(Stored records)
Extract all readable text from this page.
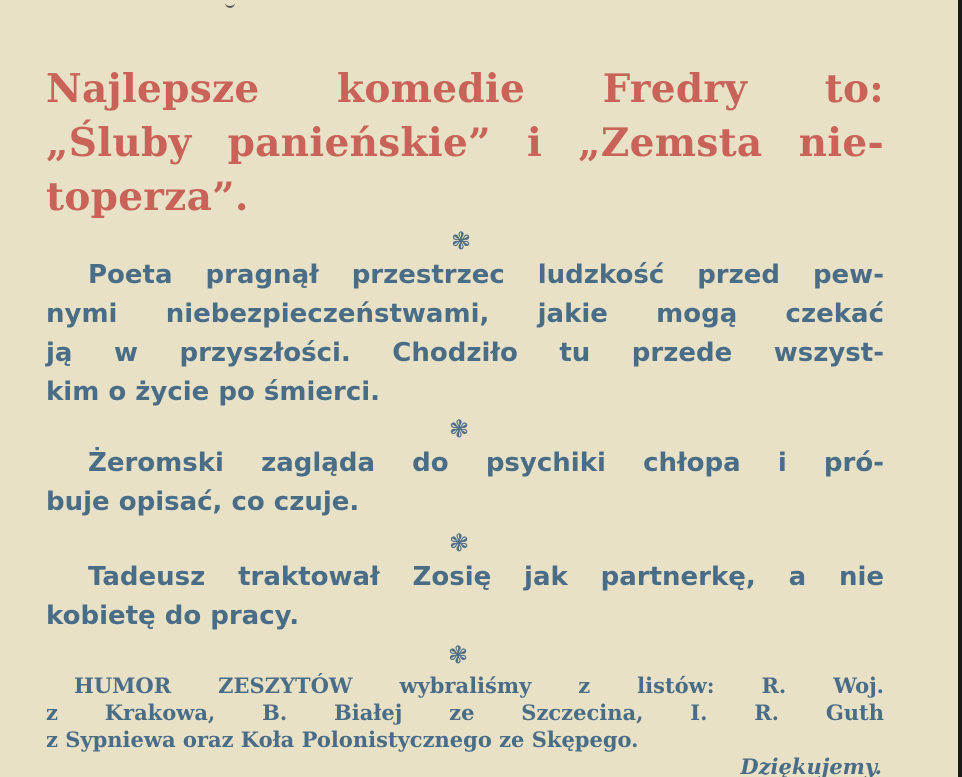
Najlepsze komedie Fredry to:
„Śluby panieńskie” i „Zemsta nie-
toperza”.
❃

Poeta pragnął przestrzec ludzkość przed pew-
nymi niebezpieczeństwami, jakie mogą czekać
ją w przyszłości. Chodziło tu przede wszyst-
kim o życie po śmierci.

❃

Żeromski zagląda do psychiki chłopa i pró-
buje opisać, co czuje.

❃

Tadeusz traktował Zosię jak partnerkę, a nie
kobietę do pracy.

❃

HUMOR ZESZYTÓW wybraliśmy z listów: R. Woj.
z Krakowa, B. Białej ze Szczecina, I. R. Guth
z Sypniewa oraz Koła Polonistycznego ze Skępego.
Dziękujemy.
---
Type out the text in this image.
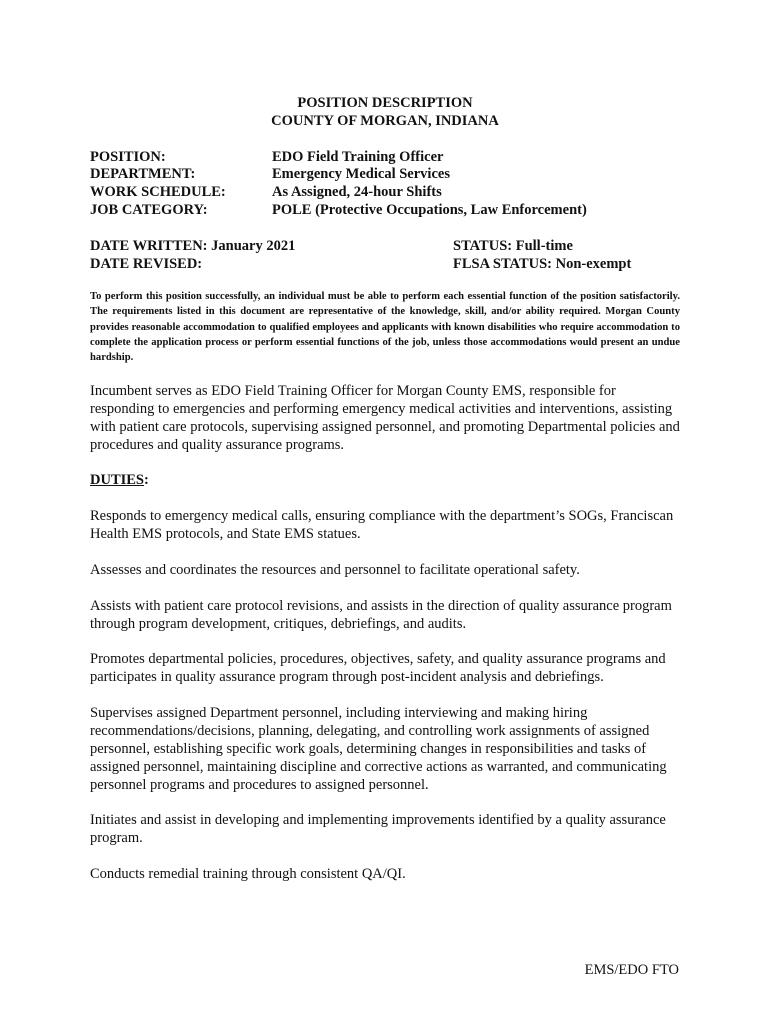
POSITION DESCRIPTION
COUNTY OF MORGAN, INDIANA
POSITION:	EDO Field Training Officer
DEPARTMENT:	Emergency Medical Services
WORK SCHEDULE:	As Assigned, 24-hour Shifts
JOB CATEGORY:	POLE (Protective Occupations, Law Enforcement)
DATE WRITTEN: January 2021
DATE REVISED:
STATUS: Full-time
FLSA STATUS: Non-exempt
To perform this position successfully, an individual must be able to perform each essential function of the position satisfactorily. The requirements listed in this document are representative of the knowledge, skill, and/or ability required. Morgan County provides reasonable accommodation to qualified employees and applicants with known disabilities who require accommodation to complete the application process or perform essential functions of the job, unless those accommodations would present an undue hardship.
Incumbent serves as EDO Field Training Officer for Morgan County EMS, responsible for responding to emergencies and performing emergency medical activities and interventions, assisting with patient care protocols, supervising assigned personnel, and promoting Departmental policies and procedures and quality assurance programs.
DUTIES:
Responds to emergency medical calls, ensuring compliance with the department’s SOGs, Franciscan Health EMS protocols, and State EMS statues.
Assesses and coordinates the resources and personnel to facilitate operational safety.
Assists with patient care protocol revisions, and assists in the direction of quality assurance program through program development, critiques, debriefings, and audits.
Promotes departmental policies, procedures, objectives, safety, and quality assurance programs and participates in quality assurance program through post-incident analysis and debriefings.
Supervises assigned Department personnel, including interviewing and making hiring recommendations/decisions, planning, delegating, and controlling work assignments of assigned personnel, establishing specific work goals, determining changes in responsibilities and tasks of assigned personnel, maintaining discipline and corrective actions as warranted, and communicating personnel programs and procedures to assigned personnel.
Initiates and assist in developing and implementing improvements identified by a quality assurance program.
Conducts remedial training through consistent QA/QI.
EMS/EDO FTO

* **Goal**:
Each line that holds the word "patient" should be extracted from the records.

* **Solution to the problem**:
Incumbent serves as EDO Field Training Officer for Morgan County EMS, responsible for responding to emergencies and performing emergency medical activities and interventions, assisting with patient care protocols, supervising assigned personnel, and promoting Departmental policies and procedures and quality assurance programs.
Assists with patient care protocol revisions, and assists in the direction of quality assurance program through program development, critiques, debriefings, and audits.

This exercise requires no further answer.